* begin DATA SUPPLIED *

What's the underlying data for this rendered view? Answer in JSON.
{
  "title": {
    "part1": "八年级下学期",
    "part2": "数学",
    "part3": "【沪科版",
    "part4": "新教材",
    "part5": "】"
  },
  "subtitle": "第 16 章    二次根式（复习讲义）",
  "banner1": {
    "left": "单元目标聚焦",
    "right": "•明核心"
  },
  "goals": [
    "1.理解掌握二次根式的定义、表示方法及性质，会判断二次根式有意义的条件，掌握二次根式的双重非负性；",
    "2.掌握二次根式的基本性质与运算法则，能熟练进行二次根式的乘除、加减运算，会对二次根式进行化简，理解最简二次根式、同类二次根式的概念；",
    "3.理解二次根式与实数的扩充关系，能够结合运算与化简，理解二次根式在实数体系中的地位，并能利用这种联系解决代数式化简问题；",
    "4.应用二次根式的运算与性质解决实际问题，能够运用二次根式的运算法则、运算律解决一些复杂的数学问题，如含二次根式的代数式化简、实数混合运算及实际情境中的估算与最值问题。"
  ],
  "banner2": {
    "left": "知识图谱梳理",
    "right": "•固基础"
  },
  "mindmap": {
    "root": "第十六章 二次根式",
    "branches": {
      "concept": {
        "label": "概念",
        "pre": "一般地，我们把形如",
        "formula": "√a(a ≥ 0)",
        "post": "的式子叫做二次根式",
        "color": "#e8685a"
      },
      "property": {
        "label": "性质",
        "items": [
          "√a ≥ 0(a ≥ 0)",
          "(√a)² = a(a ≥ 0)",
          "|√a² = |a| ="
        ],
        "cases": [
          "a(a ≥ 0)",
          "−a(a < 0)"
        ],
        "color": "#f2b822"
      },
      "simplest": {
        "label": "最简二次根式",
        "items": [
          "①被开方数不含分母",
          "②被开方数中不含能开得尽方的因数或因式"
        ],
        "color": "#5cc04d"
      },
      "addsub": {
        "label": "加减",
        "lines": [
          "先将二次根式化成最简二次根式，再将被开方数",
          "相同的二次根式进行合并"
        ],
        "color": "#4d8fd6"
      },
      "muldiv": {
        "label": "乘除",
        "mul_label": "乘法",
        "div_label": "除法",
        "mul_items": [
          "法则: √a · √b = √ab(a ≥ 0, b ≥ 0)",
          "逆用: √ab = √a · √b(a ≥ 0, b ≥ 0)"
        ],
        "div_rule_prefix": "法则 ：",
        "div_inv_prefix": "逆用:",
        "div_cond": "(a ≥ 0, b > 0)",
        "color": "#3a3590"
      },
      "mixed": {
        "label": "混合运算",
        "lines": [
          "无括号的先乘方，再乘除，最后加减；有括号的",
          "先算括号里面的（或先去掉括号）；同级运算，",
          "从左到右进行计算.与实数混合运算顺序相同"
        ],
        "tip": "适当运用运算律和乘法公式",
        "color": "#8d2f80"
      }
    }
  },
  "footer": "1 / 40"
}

* end DATA SUPPLIED *

Each line of the material should be echoed exactly.

What's the underlying data for this rendered view? Answer in JSON.
{
  "title": {
    "part1": "八年级下学期",
    "part2": "数学",
    "part3": "【沪科版",
    "part4": "新教材",
    "part5": "】"
  },
  "subtitle": "第 16 章    二次根式（复习讲义）",
  "banner1": {
    "left": "单元目标聚焦",
    "right": "•明核心"
  },
  "goals": [
    "1.理解掌握二次根式的定义、表示方法及性质，会判断二次根式有意义的条件，掌握二次根式的双重非负性；",
    "2.掌握二次根式的基本性质与运算法则，能熟练进行二次根式的乘除、加减运算，会对二次根式进行化简，理解最简二次根式、同类二次根式的概念；",
    "3.理解二次根式与实数的扩充关系，能够结合运算与化简，理解二次根式在实数体系中的地位，并能利用这种联系解决代数式化简问题；",
    "4.应用二次根式的运算与性质解决实际问题，能够运用二次根式的运算法则、运算律解决一些复杂的数学问题，如含二次根式的代数式化简、实数混合运算及实际情境中的估算与最值问题。"
  ],
  "banner2": {
    "left": "知识图谱梳理",
    "right": "•固基础"
  },
  "mindmap": {
    "root": "第十六章 二次根式",
    "branches": {
      "concept": {
        "label": "概念",
        "pre": "一般地，我们把形如",
        "formula": "√a(a ≥ 0)",
        "post": "的式子叫做二次根式",
        "color": "#e8685a"
      },
      "property": {
        "label": "性质",
        "items": [
          "√a ≥ 0(a ≥ 0)",
          "(√a)² = a(a ≥ 0)",
          "|√a² = |a| ="
        ],
        "cases": [
          "a(a ≥ 0)",
          "−a(a < 0)"
        ],
        "color": "#f2b822"
      },
      "simplest": {
        "label": "最简二次根式",
        "items": [
          "①被开方数不含分母",
          "②被开方数中不含能开得尽方的因数或因式"
        ],
        "color": "#5cc04d"
      },
      "addsub": {
        "label": "加减",
        "lines": [
          "先将二次根式化成最简二次根式，再将被开方数",
          "相同的二次根式进行合并"
        ],
        "color": "#4d8fd6"
      },
      "muldiv": {
        "label": "乘除",
        "mul_label": "乘法",
        "div_label": "除法",
        "mul_items": [
          "法则: √a · √b = √ab(a ≥ 0, b ≥ 0)",
          "逆用: √ab = √a · √b(a ≥ 0, b ≥ 0)"
        ],
        "div_rule_prefix": "法则 ：",
        "div_inv_prefix": "逆用:",
        "div_cond": "(a ≥ 0, b > 0)",
        "color": "#3a3590"
      },
      "mixed": {
        "label": "混合运算",
        "lines": [
          "无括号的先乘方，再乘除，最后加减；有括号的",
          "先算括号里面的（或先去掉括号）；同级运算，",
          "从左到右进行计算.与实数混合运算顺序相同"
        ],
        "tip": "适当运用运算律和乘法公式",
        "color": "#8d2f80"
      }
    }
  },
  "footer": "1 / 40"
}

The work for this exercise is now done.